[Records contained in a dataset]
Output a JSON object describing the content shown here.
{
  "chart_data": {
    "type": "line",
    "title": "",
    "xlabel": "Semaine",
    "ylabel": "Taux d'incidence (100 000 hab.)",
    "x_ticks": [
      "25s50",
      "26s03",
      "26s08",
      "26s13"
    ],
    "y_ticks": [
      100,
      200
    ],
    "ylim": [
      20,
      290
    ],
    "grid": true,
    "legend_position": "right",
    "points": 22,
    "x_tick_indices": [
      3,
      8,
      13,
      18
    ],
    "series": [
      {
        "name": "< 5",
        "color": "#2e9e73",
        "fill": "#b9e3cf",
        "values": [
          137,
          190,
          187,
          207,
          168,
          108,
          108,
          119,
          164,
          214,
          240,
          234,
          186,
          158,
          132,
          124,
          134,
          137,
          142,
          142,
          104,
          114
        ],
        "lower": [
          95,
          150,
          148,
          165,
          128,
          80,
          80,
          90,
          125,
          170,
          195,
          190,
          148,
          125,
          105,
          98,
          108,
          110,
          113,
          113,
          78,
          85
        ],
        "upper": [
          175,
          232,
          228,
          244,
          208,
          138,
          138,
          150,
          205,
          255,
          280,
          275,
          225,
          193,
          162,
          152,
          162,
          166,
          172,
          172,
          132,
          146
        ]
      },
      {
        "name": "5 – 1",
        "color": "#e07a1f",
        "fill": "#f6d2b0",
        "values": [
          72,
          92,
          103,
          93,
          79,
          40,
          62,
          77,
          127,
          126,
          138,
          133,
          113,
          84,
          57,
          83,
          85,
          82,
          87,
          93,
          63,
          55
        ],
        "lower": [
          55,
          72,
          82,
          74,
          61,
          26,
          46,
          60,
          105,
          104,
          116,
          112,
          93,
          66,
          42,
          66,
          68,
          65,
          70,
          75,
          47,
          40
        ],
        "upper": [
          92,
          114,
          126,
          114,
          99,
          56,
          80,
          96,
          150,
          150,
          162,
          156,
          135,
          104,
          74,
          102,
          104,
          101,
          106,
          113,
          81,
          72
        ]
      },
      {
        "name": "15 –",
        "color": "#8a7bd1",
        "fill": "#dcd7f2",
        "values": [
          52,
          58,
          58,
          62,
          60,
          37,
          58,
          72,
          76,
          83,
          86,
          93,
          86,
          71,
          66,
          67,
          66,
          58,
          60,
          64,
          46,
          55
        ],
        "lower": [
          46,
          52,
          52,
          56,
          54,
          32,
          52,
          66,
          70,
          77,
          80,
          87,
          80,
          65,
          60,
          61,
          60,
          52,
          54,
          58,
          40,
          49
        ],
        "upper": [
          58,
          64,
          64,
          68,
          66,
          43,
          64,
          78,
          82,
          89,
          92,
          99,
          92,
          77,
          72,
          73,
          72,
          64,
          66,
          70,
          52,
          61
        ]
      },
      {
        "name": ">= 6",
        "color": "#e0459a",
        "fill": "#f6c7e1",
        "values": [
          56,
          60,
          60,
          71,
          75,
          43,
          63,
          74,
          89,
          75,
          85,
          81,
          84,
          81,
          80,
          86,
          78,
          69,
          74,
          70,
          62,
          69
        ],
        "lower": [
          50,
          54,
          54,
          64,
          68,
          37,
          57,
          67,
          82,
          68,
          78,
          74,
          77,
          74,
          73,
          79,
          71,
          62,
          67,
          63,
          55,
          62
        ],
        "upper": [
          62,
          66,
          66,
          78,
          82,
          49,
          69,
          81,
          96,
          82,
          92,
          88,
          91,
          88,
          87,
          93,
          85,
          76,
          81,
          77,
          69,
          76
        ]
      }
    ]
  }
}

• [Task brief]: Output each record precisely as given.

• [Solution to the exercise]:
Output a JSON object describing the content shown here.
{
  "chart_data": {
    "type": "line",
    "title": "",
    "xlabel": "Semaine",
    "ylabel": "Taux d'incidence (100 000 hab.)",
    "x_ticks": [
      "25s50",
      "26s03",
      "26s08",
      "26s13"
    ],
    "y_ticks": [
      100,
      200
    ],
    "ylim": [
      20,
      290
    ],
    "grid": true,
    "legend_position": "right",
    "points": 22,
    "x_tick_indices": [
      3,
      8,
      13,
      18
    ],
    "series": [
      {
        "name": "< 5",
        "color": "#2e9e73",
        "fill": "#b9e3cf",
        "values": [
          137,
          190,
          187,
          207,
          168,
          108,
          108,
          119,
          164,
          214,
          240,
          234,
          186,
          158,
          132,
          124,
          134,
          137,
          142,
          142,
          104,
          114
        ],
        "lower": [
          95,
          150,
          148,
          165,
          128,
          80,
          80,
          90,
          125,
          170,
          195,
          190,
          148,
          125,
          105,
          98,
          108,
          110,
          113,
          113,
          78,
          85
        ],
        "upper": [
          175,
          232,
          228,
          244,
          208,
          138,
          138,
          150,
          205,
          255,
          280,
          275,
          225,
          193,
          162,
          152,
          162,
          166,
          172,
          172,
          132,
          146
        ]
      },
      {
        "name": "5 – 1",
        "color": "#e07a1f",
        "fill": "#f6d2b0",
        "values": [
          72,
          92,
          103,
          93,
          79,
          40,
          62,
          77,
          127,
          126,
          138,
          133,
          113,
          84,
          57,
          83,
          85,
          82,
          87,
          93,
          63,
          55
        ],
        "lower": [
          55,
          72,
          82,
          74,
          61,
          26,
          46,
          60,
          105,
          104,
          116,
          112,
          93,
          66,
          42,
          66,
          68,
          65,
          70,
          75,
          47,
          40
        ],
        "upper": [
          92,
          114,
          126,
          114,
          99,
          56,
          80,
          96,
          150,
          150,
          162,
          156,
          135,
          104,
          74,
          102,
          104,
          101,
          106,
          113,
          81,
          72
        ]
      },
      {
        "name": "15 –",
        "color": "#8a7bd1",
        "fill": "#dcd7f2",
        "values": [
          52,
          58,
          58,
          62,
          60,
          37,
          58,
          72,
          76,
          83,
          86,
          93,
          86,
          71,
          66,
          67,
          66,
          58,
          60,
          64,
          46,
          55
        ],
        "lower": [
          46,
          52,
          52,
          56,
          54,
          32,
          52,
          66,
          70,
          77,
          80,
          87,
          80,
          65,
          60,
          61,
          60,
          52,
          54,
          58,
          40,
          49
        ],
        "upper": [
          58,
          64,
          64,
          68,
          66,
          43,
          64,
          78,
          82,
          89,
          92,
          99,
          92,
          77,
          72,
          73,
          72,
          64,
          66,
          70,
          52,
          61
        ]
      },
      {
        "name": ">= 6",
        "color": "#e0459a",
        "fill": "#f6c7e1",
        "values": [
          56,
          60,
          60,
          71,
          75,
          43,
          63,
          74,
          89,
          75,
          85,
          81,
          84,
          81,
          80,
          86,
          78,
          69,
          74,
          70,
          62,
          69
        ],
        "lower": [
          50,
          54,
          54,
          64,
          68,
          37,
          57,
          67,
          82,
          68,
          78,
          74,
          77,
          74,
          73,
          79,
          71,
          62,
          67,
          63,
          55,
          62
        ],
        "upper": [
          62,
          66,
          66,
          78,
          82,
          49,
          69,
          81,
          96,
          82,
          92,
          88,
          91,
          88,
          87,
          93,
          85,
          76,
          81,
          77,
          69,
          76
        ]
      }
    ]
  }
}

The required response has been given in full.